> **Direction**: Find and copy lines holding "text".

> **Material provided**:
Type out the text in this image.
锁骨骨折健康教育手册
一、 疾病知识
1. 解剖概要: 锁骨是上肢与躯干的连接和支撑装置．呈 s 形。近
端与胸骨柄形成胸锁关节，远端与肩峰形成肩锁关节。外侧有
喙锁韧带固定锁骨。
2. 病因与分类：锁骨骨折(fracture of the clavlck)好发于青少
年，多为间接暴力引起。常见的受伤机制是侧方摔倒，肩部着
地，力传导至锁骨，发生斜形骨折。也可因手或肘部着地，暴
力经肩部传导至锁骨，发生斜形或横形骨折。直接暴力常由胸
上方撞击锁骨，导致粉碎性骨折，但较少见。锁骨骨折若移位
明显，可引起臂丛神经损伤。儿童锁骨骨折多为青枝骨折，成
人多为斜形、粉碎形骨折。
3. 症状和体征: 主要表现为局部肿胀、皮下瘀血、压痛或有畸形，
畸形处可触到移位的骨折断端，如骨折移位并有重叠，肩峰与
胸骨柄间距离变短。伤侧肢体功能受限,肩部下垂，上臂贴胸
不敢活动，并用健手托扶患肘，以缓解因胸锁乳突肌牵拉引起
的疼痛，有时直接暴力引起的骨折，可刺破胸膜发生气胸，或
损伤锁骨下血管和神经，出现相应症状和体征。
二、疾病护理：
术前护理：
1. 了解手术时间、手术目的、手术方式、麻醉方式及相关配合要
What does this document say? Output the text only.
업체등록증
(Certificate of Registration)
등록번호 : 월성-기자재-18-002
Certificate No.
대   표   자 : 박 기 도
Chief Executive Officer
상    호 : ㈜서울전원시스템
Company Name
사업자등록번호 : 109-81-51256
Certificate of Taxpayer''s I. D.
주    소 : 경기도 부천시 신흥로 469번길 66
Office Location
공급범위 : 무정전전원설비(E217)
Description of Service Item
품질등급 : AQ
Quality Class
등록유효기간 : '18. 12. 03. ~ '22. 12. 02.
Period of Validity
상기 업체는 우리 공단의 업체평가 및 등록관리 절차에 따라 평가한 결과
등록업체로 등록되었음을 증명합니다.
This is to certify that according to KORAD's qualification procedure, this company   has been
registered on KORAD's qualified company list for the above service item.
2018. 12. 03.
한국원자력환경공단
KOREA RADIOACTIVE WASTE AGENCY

> **Response below**:
Type out the text in this image.
What does this document say? Output the text only.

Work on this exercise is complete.